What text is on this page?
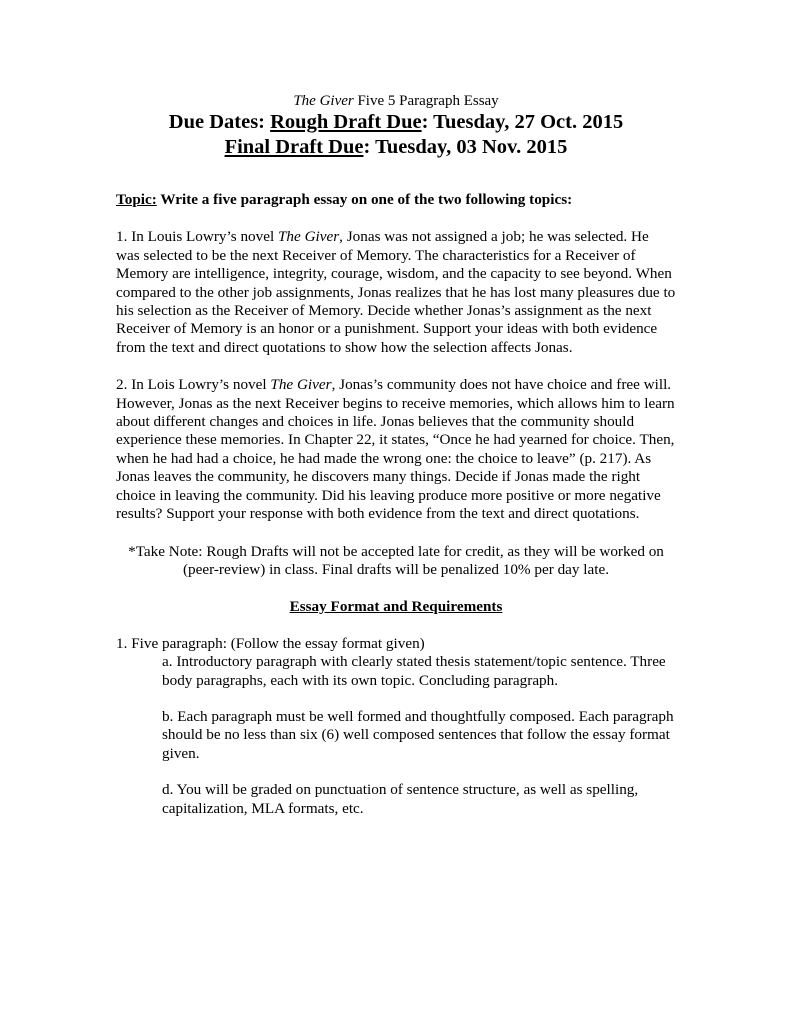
The Giver Five 5 Paragraph Essay
Due Dates: Rough Draft Due: Tuesday, 27 Oct. 2015
Final Draft Due: Tuesday, 03 Nov. 2015
Topic: Write a five paragraph essay on one of the two following topics:
1. In Louis Lowry’s novel The Giver, Jonas was not assigned a job; he was selected. He was selected to be the next Receiver of Memory. The characteristics for a Receiver of Memory are intelligence, integrity, courage, wisdom, and the capacity to see beyond. When compared to the other job assignments, Jonas realizes that he has lost many pleasures due to his selection as the Receiver of Memory. Decide whether Jonas’s assignment as the next Receiver of Memory is an honor or a punishment. Support your ideas with both evidence from the text and direct quotations to show how the selection affects Jonas.
2. In Lois Lowry’s novel The Giver, Jonas’s community does not have choice and free will. However, Jonas as the next Receiver begins to receive memories, which allows him to learn about different changes and choices in life. Jonas believes that the community should experience these memories. In Chapter 22, it states, “Once he had yearned for choice. Then, when he had had a choice, he had made the wrong one: the choice to leave” (p. 217). As Jonas leaves the community, he discovers many things. Decide if Jonas made the right choice in leaving the community. Did his leaving produce more positive or more negative results? Support your response with both evidence from the text and direct quotations.
*Take Note: Rough Drafts will not be accepted late for credit, as they will be worked on
(peer-review) in class. Final drafts will be penalized 10% per day late.
Essay Format and Requirements
1. Five paragraph: (Follow the essay format given)
a. Introductory paragraph with clearly stated thesis statement/topic sentence. Three body paragraphs, each with its own topic. Concluding paragraph.
b. Each paragraph must be well formed and thoughtfully composed. Each paragraph should be no less than six (6) well composed sentences that follow the essay format given.
d. You will be graded on punctuation of sentence structure, as well as spelling, capitalization, MLA formats, etc.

····················

• Stated problem
Copy out all of the material exactly as written, without its pictures.

• Written answer
What text is on this page?
The Giver Five 5 Paragraph Essay
Due Dates: Rough Draft Due: Tuesday, 27 Oct. 2015
Final Draft Due: Tuesday, 03 Nov. 2015
Topic: Write a five paragraph essay on one of the two following topics:
1. In Louis Lowry’s novel The Giver, Jonas was not assigned a job; he was selected. He was selected to be the next Receiver of Memory. The characteristics for a Receiver of Memory are intelligence, integrity, courage, wisdom, and the capacity to see beyond. When compared to the other job assignments, Jonas realizes that he has lost many pleasures due to his selection as the Receiver of Memory. Decide whether Jonas’s assignment as the next Receiver of Memory is an honor or a punishment. Support your ideas with both evidence from the text and direct quotations to show how the selection affects Jonas.
2. In Lois Lowry’s novel The Giver, Jonas’s community does not have choice and free will. However, Jonas as the next Receiver begins to receive memories, which allows him to learn about different changes and choices in life. Jonas believes that the community should experience these memories. In Chapter 22, it states, “Once he had yearned for choice. Then, when he had had a choice, he had made the wrong one: the choice to leave” (p. 217). As Jonas leaves the community, he discovers many things. Decide if Jonas made the right choice in leaving the community. Did his leaving produce more positive or more negative results? Support your response with both evidence from the text and direct quotations.
*Take Note: Rough Drafts will not be accepted late for credit, as they will be worked on
(peer-review) in class. Final drafts will be penalized 10% per day late.
Essay Format and Requirements
1. Five paragraph: (Follow the essay format given)
a. Introductory paragraph with clearly stated thesis statement/topic sentence. Three body paragraphs, each with its own topic. Concluding paragraph.
b. Each paragraph must be well formed and thoughtfully composed. Each paragraph should be no less than six (6) well composed sentences that follow the essay format given.
d. You will be graded on punctuation of sentence structure, as well as spelling, capitalization, MLA formats, etc.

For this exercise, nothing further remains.